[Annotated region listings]
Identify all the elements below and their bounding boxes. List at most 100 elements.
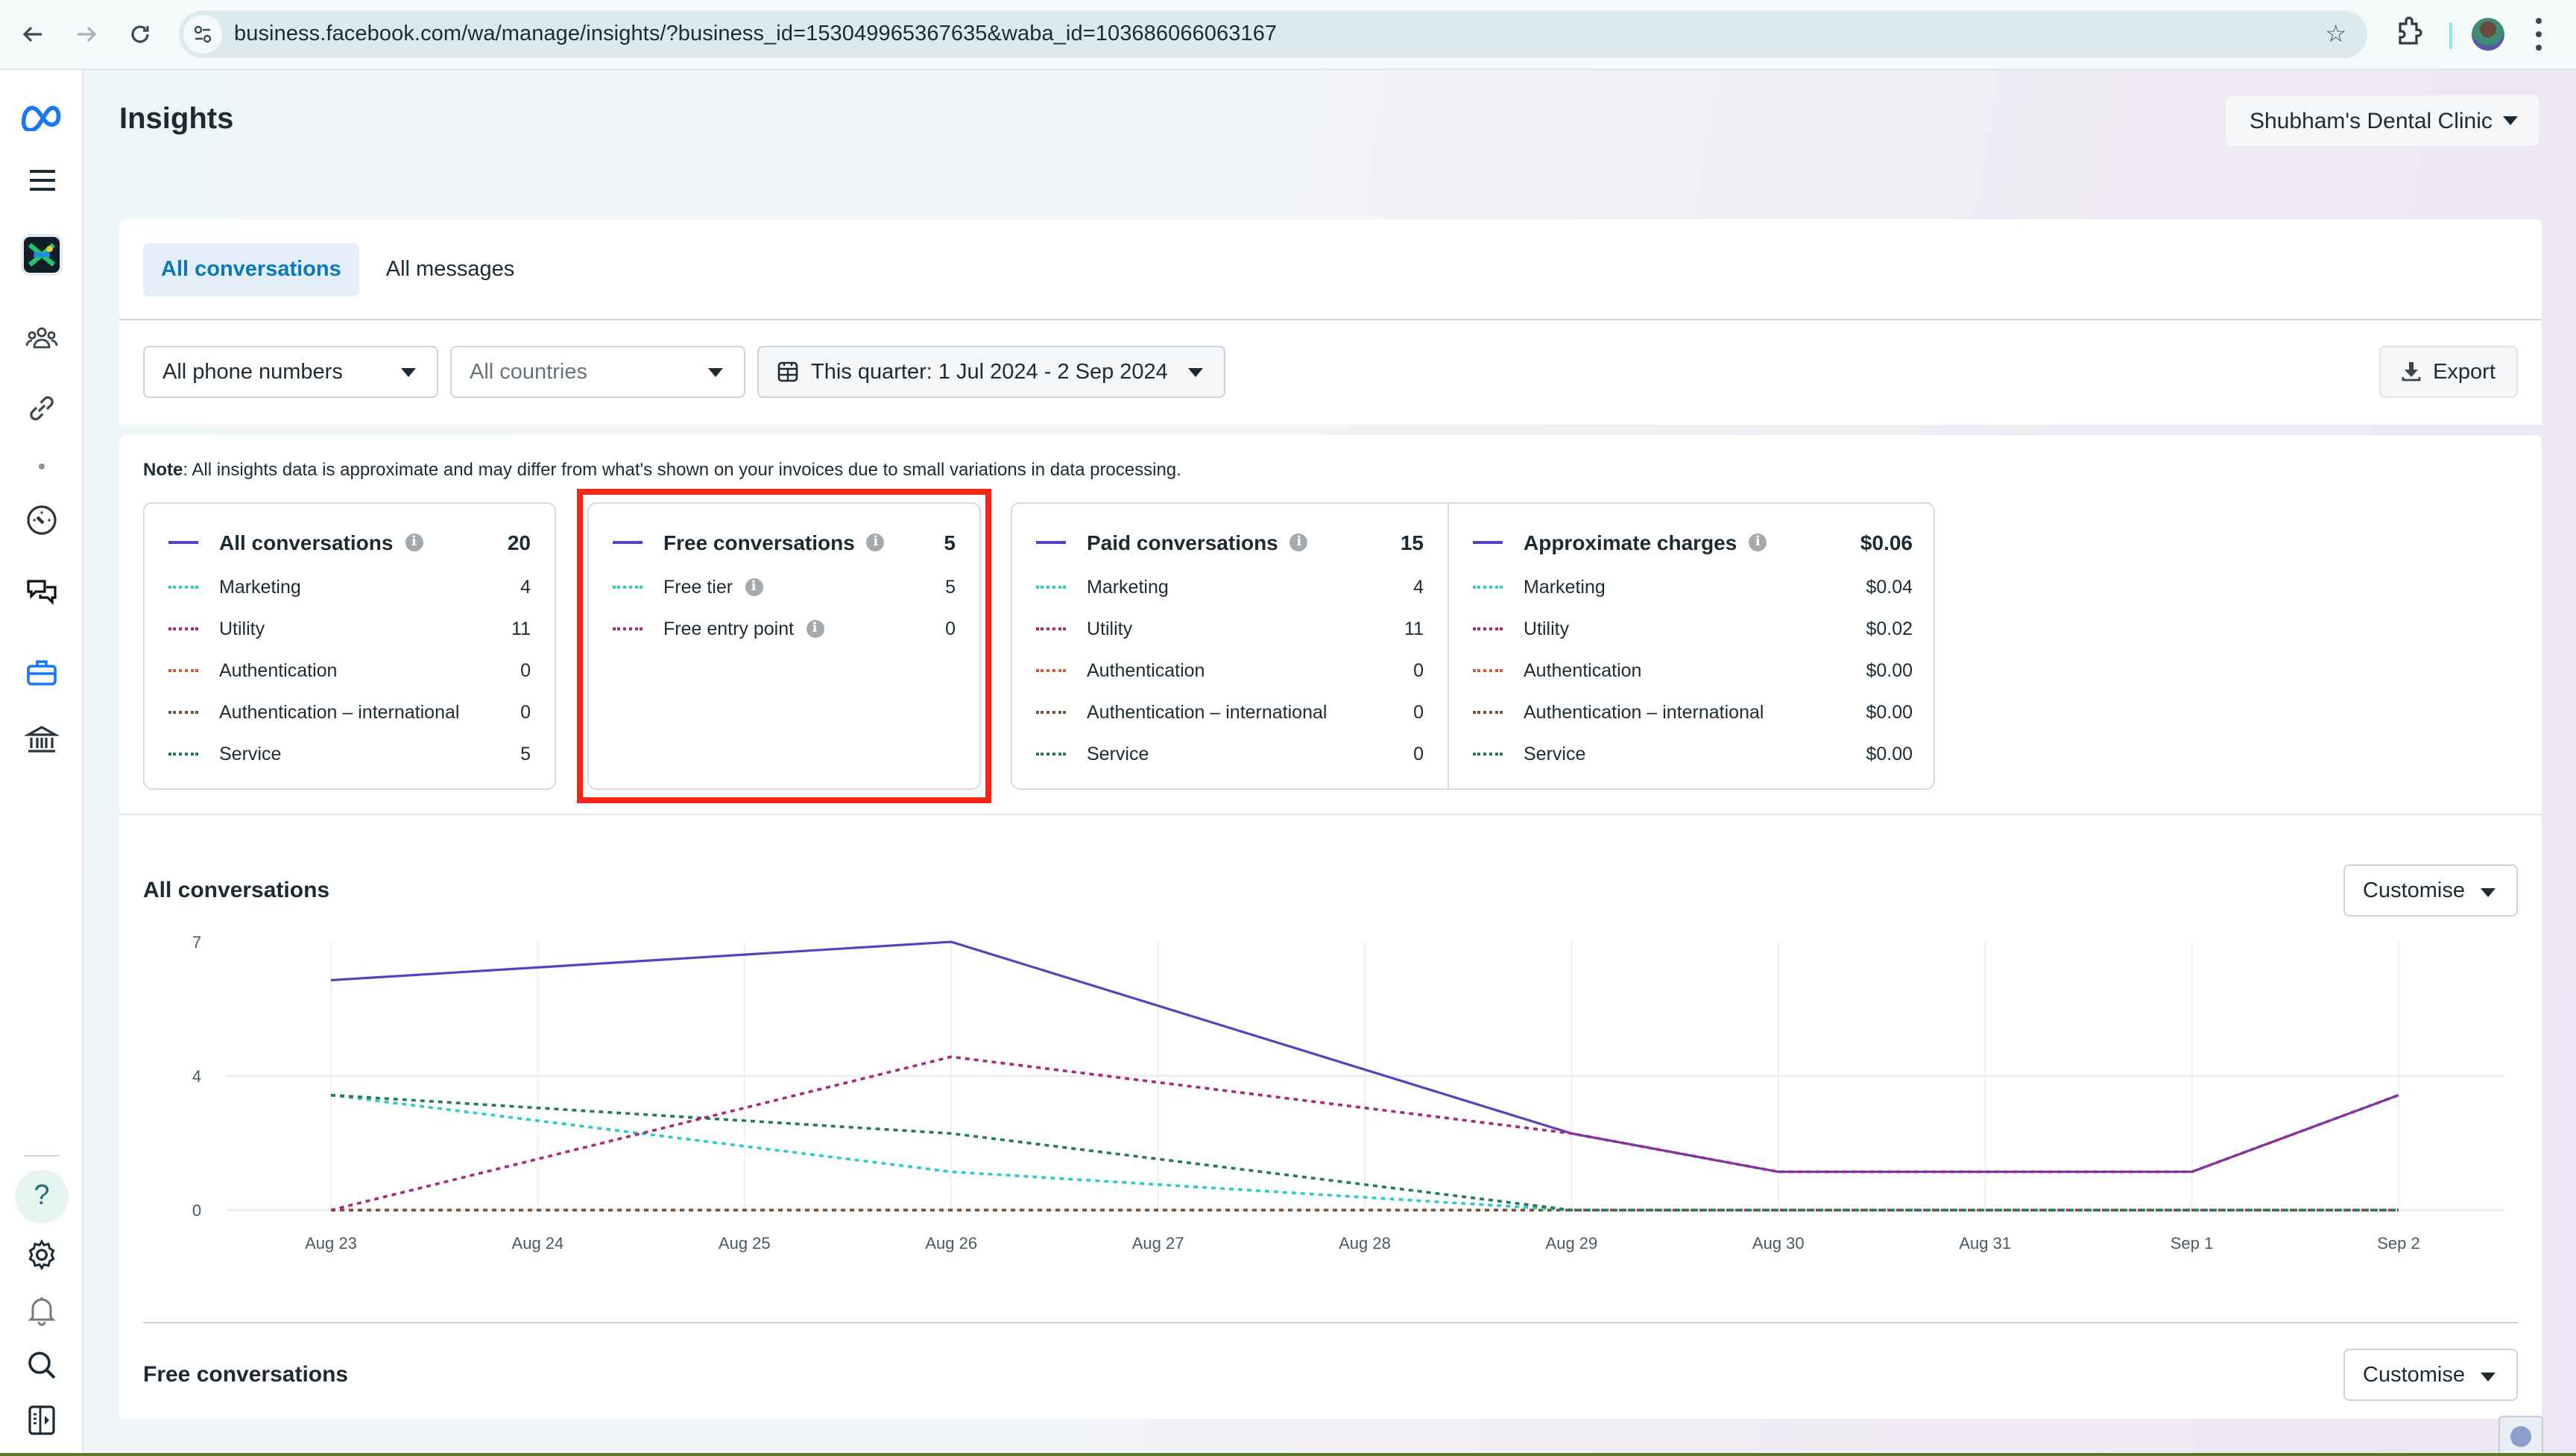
sidebar-item-links[interactable] (18, 384, 66, 432)
chevron-down-icon (708, 368, 723, 377)
arrow-right-icon (78, 26, 97, 42)
info-icon[interactable]: i (806, 620, 824, 638)
metric-row-label: Authentication – international (1524, 702, 1764, 723)
series-swatch (168, 541, 198, 544)
country-placeholder: All countries (470, 360, 587, 384)
business-app-icon (21, 234, 63, 276)
window-bottom-edge (0, 1453, 2576, 1456)
notifications-button[interactable] (18, 1286, 66, 1334)
metric-row: Utility 11 (168, 614, 531, 644)
notifications-icon (28, 1297, 56, 1326)
reload-icon (131, 25, 149, 43)
series-swatch (1036, 669, 1066, 672)
metric-row-value: 0 (520, 660, 531, 681)
metric-row-value: 4 (1413, 577, 1424, 598)
help-icon: ? (15, 1170, 69, 1224)
tab-all-messages[interactable]: All messages (368, 243, 532, 297)
metric-approximate-charges: Approximate charges i $0.06 Marketing $0.0… (1449, 504, 1936, 788)
series-swatch (168, 669, 198, 672)
arrow-left-icon (22, 26, 42, 42)
info-icon[interactable]: i (745, 578, 763, 596)
help-button[interactable]: ? (15, 1170, 69, 1224)
info-icon[interactable]: i (1289, 534, 1308, 551)
metric-title: Paid conversations (1087, 531, 1278, 554)
sidebar-item-business-tools[interactable] (18, 648, 66, 696)
metric-row-label: Marketing (1087, 577, 1169, 598)
browser-toolbar: business.facebook.com/wa/manage/insights… (0, 0, 2576, 70)
profile-avatar[interactable] (2472, 18, 2504, 51)
info-icon[interactable]: i (1749, 534, 1767, 551)
address-bar[interactable]: business.facebook.com/wa/manage/insights… (179, 10, 2367, 58)
settings-button[interactable] (18, 1231, 66, 1279)
metric-row-value: $0.04 (1866, 577, 1913, 598)
download-icon (2402, 362, 2421, 382)
language-globe-button[interactable] (2498, 1416, 2543, 1456)
chevron-down-icon (2481, 1373, 2496, 1381)
tab-all-conversations[interactable]: All conversations (143, 243, 359, 297)
panel-toggle-icon (28, 1405, 55, 1435)
metric-row-label: Utility (1524, 618, 1570, 639)
metric-row-value: $0.00 (1866, 744, 1913, 765)
browser-menu-icon[interactable] (2534, 18, 2543, 51)
chevron-down-icon (2481, 888, 2496, 897)
metric-row-value: 0 (520, 702, 531, 723)
back-button[interactable] (16, 18, 49, 51)
country-select[interactable]: All countries (450, 346, 745, 398)
business-account-selector[interactable]: Shubham's Dental Clinic (2226, 95, 2539, 146)
forward-button[interactable] (70, 18, 103, 51)
sidebar-divider (24, 1155, 60, 1156)
series-swatch (168, 627, 198, 630)
metric-row-value: 0 (1413, 702, 1424, 723)
business-app-button[interactable] (18, 231, 66, 279)
phone-number-select[interactable]: All phone numbers (143, 346, 438, 398)
metric-row-label: Utility (219, 618, 265, 639)
phone-number-value: All phone numbers (162, 360, 343, 384)
view-tabs: All conversations All messages (143, 243, 532, 297)
extensions-icon[interactable] (2394, 16, 2424, 49)
export-button[interactable]: Export (2379, 346, 2518, 398)
metric-value: 5 (944, 531, 956, 554)
series-swatch (1473, 541, 1503, 544)
metric-value: 20 (507, 531, 531, 554)
section-divider (143, 1322, 2518, 1323)
series-swatch (1473, 669, 1503, 672)
series-swatch (1473, 627, 1503, 630)
metric-value: 15 (1400, 531, 1424, 554)
customise-button[interactable]: Customise (2343, 864, 2518, 917)
line-chart: Aug 23 Aug 24 Aug 25 Aug 26 Aug 27 Aug 28 Aug … (192, 933, 2504, 1253)
metric-row: Utility 11 (1036, 614, 1424, 644)
metric-row-value: 11 (1404, 618, 1424, 639)
metric-row: Authentication – international $0.00 (1473, 697, 1913, 727)
chart-title: All conversations (143, 878, 330, 903)
customise-button-free[interactable]: Customise (2343, 1349, 2518, 1401)
bookmark-star-icon[interactable]: ☆ (2325, 19, 2346, 49)
series-swatch (168, 586, 198, 589)
sidebar-item-conversations[interactable] (18, 568, 66, 615)
y-tick-label: 4 (192, 1067, 201, 1086)
panel-toggle-button[interactable] (18, 1396, 66, 1444)
metric-row: Utility $0.02 (1473, 614, 1913, 644)
info-icon[interactable]: i (866, 534, 885, 551)
date-range-value: This quarter: 1 Jul 2024 - 2 Sep 2024 (811, 360, 1168, 384)
metric-row: Marketing 4 (168, 572, 531, 602)
sidebar-item-people[interactable] (18, 314, 66, 362)
customise-label: Customise (2363, 879, 2465, 902)
reload-button[interactable] (124, 18, 157, 51)
series-swatch (1036, 711, 1066, 714)
metric-row: Authentication 0 (168, 656, 531, 686)
metric-row: Free entry point i 0 (613, 614, 956, 644)
search-button[interactable] (18, 1341, 66, 1389)
sidebar-item-dashboard[interactable] (18, 496, 66, 544)
menu-button[interactable] (18, 156, 66, 204)
metric-row: Free tier i 5 (613, 572, 956, 602)
date-range-picker[interactable]: This quarter: 1 Jul 2024 - 2 Sep 2024 (757, 346, 1225, 398)
metric-row-label: Marketing (219, 577, 301, 598)
metric-paid-conversations: Paid conversations i 15 Marketing 4 Utility… (1012, 504, 1449, 788)
sidebar-item-billing[interactable] (18, 715, 66, 763)
x-tick-label: Aug 30 (1752, 1234, 1805, 1253)
metric-row-label: Authentication – international (219, 702, 460, 723)
meta-logo[interactable] (18, 92, 66, 140)
divider (119, 319, 2542, 320)
info-icon[interactable]: i (405, 534, 423, 551)
site-settings-icon[interactable] (183, 15, 222, 54)
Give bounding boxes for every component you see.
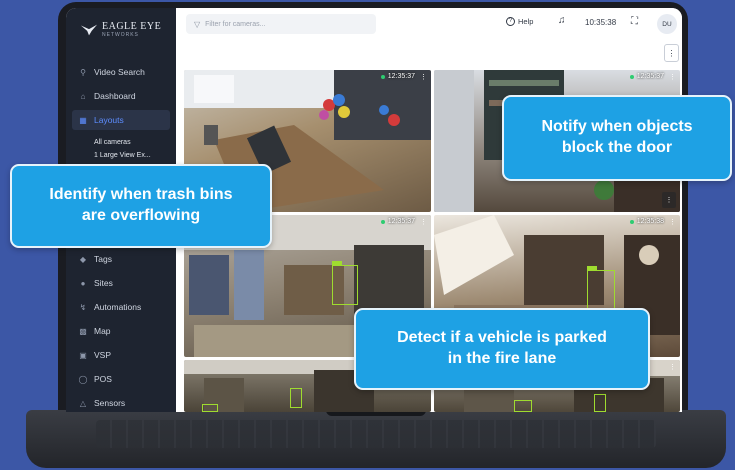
callout-text: Identify when trash bins are overflowing [49, 186, 233, 224]
camera-filter-input[interactable]: ▽ Filter for cameras... [186, 14, 376, 34]
logo[interactable]: EAGLE EYE NETWORKS [80, 16, 162, 44]
callout-trash-bins: Identify when trash bins are overflowing [10, 164, 272, 248]
sidebar-item-label: Tags [94, 254, 112, 264]
sidebar-item-label: POS [94, 374, 112, 384]
sensor-icon: △ [79, 398, 87, 408]
top-bar: ▽ Filter for cameras... ? Help ♫ 10:35:3… [176, 8, 682, 40]
avatar[interactable]: DU [657, 14, 677, 34]
callout-door: Notify when objects block the door [502, 95, 732, 181]
callout-text: Detect if a vehicle is parked in the fir… [397, 329, 607, 367]
clock-time: 10:35:38 [585, 18, 617, 27]
brand-sub: NETWORKS [102, 32, 139, 38]
laptop-keyboard [96, 420, 656, 448]
camera-timestamp: 12:35:37 [380, 73, 415, 80]
help-label: Help [518, 17, 534, 26]
sidebar-item-label: VSP [94, 350, 112, 360]
layout-options-button[interactable]: ⋮ [664, 44, 679, 62]
camera-timestamp: 12:35:38 [629, 218, 664, 225]
sidebar-item-label: Layouts [94, 115, 124, 125]
help-icon: ? [506, 17, 515, 26]
sidebar-item-dashboard[interactable]: ⌂ Dashboard [72, 86, 170, 106]
layout-subitem-large-view[interactable]: 1 Large View Ex... [94, 152, 151, 159]
map-icon: ▩ [79, 326, 87, 336]
sidebar-item-label: Dashboard [94, 91, 136, 101]
camera-timestamp: 12:35:37 [380, 218, 415, 225]
detection-box [594, 394, 606, 412]
layouts-icon: ▦ [79, 115, 87, 125]
camera-menu-icon[interactable]: ⋮ [669, 218, 676, 226]
laptop-base [26, 410, 726, 468]
filter-icon: ▽ [194, 19, 201, 29]
sidebar-item-label: Map [94, 326, 111, 336]
dashboard-icon: ⌂ [80, 91, 86, 101]
camera-menu-icon[interactable]: ⋮ [420, 73, 427, 81]
sidebar-item-sites[interactable]: ● Sites [72, 273, 170, 293]
camera-menu-icon[interactable]: ⋮ [669, 363, 676, 371]
detection-tag [587, 266, 597, 270]
callout-text: Notify when objects block the door [541, 118, 693, 156]
sidebar-item-pos[interactable]: ◯ POS [72, 369, 170, 389]
callout-vehicle: Detect if a vehicle is parked in the fir… [354, 308, 650, 390]
brand-name: EAGLE EYE [102, 21, 162, 32]
sidebar-item-label: Sensors [94, 398, 126, 408]
sidebar-item-sensors[interactable]: △ Sensors [72, 393, 170, 412]
detection-tag [332, 261, 342, 265]
location-pin-icon: ● [80, 278, 86, 288]
eagle-logo-icon [80, 24, 98, 36]
sidebar-item-label: Automations [94, 302, 142, 312]
detection-box [332, 265, 358, 305]
fullscreen-icon[interactable]: ⛶ [631, 16, 638, 27]
camera-timestamp: 12:35:37 [629, 73, 664, 80]
detection-box [202, 404, 218, 412]
camera-menu-icon[interactable]: ⋮ [420, 218, 427, 226]
sidebar-item-label: Sites [94, 278, 113, 288]
sidebar-item-automations[interactable]: ↯ Automations [72, 297, 170, 317]
help-button[interactable]: ? Help [506, 17, 533, 26]
sidebar-item-label: Video Search [94, 67, 145, 77]
camera-menu-icon[interactable]: ⋮ [669, 73, 676, 81]
sidebar-item-map[interactable]: ▩ Map [72, 321, 170, 341]
layout-subitem-all-cameras[interactable]: All cameras [94, 139, 131, 146]
camera-options-button[interactable]: ⋮ [662, 192, 676, 208]
detection-box [514, 400, 532, 412]
vehicle-icon: ▣ [79, 350, 87, 360]
automation-icon: ↯ [79, 302, 87, 312]
bell-icon[interactable]: ♫ [558, 15, 566, 26]
sidebar-item-video-search[interactable]: ⚲ Video Search [72, 62, 170, 82]
sidebar-item-tags[interactable]: ◆ Tags [72, 249, 170, 269]
tag-icon: ◆ [79, 254, 87, 264]
search-icon: ⚲ [80, 67, 86, 77]
sidebar-item-layouts[interactable]: ▦ Layouts [72, 110, 170, 130]
detection-box [290, 388, 302, 408]
sidebar-item-vsp[interactable]: ▣ VSP [72, 345, 170, 365]
pos-icon: ◯ [78, 374, 88, 384]
filter-placeholder: Filter for cameras... [205, 20, 266, 28]
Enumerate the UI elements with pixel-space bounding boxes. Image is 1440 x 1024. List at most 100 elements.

TASK DESCRIPTION: Copy the item lines from the one containing "callout-text: Identify when" through the one containing "sidebar-item-label: Automations [94, 302, 142, 312]", both included, without changing a character.

RESULT OF THE TASK:
callout-text: Identify when trash bins are overflowing [49, 186, 233, 224]
camera-filter-input[interactable]: ▽ Filter for cameras... [186, 14, 376, 34]
logo[interactable]: EAGLE EYE NETWORKS [80, 16, 162, 44]
callout-trash-bins: Identify when trash bins are overflowing [10, 164, 272, 248]
sidebar-item-label: Tags [94, 254, 112, 264]
sidebar-item-label: POS [94, 374, 112, 384]
sensor-icon: △ [79, 398, 87, 408]
top-bar: ▽ Filter for cameras... ? Help ♫ 10:35:3… [176, 8, 682, 40]
avatar[interactable]: DU [657, 14, 677, 34]
callout-door: Notify when objects block the door [502, 95, 732, 181]
callout-text: Detect if a vehicle is parked in the fir… [397, 329, 607, 367]
clock-time: 10:35:38 [585, 18, 617, 27]
brand-sub: NETWORKS [102, 32, 139, 38]
laptop-keyboard [96, 420, 656, 448]
camera-timestamp: 12:35:37 [380, 73, 415, 80]
help-label: Help [518, 17, 534, 26]
sidebar-item-label: VSP [94, 350, 112, 360]
layout-options-button[interactable]: ⋮ [664, 44, 679, 62]
camera-timestamp: 12:35:38 [629, 218, 664, 225]
sidebar-item-label: Layouts [94, 115, 124, 125]
help-icon: ? [506, 17, 515, 26]
sidebar-item-dashboard[interactable]: ⌂ Dashboard [72, 86, 170, 106]
layout-subitem-large-view[interactable]: 1 Large View Ex... [94, 152, 151, 159]
map-icon: ▩ [79, 326, 87, 336]
sidebar-item-label: Dashboard [94, 91, 136, 101]
camera-timestamp: 12:35:37 [380, 218, 415, 225]
detection-box [594, 394, 606, 412]
layouts-icon: ▦ [79, 115, 87, 125]
camera-menu-icon[interactable]: ⋮ [669, 218, 676, 226]
laptop-base [26, 410, 726, 468]
filter-icon: ▽ [194, 19, 201, 29]
sidebar-item-label: Map [94, 326, 111, 336]
dashboard-icon: ⌂ [80, 91, 86, 101]
camera-menu-icon[interactable]: ⋮ [420, 73, 427, 81]
sidebar-item-sites[interactable]: ● Sites [72, 273, 170, 293]
camera-menu-icon[interactable]: ⋮ [669, 363, 676, 371]
detection-tag [587, 266, 597, 270]
callout-text: Notify when objects block the door [541, 118, 693, 156]
sidebar-item-pos[interactable]: ◯ POS [72, 369, 170, 389]
callout-vehicle: Detect if a vehicle is parked in the fir… [354, 308, 650, 390]
brand-name: EAGLE EYE [102, 21, 162, 32]
sidebar-item-label: Sensors [94, 398, 126, 408]
sidebar-item-sensors[interactable]: △ Sensors [72, 393, 170, 412]
detection-tag [332, 261, 342, 265]
location-pin-icon: ● [80, 278, 86, 288]
eagle-logo-icon [80, 24, 98, 36]
sidebar-item-label: Automations [94, 302, 142, 312]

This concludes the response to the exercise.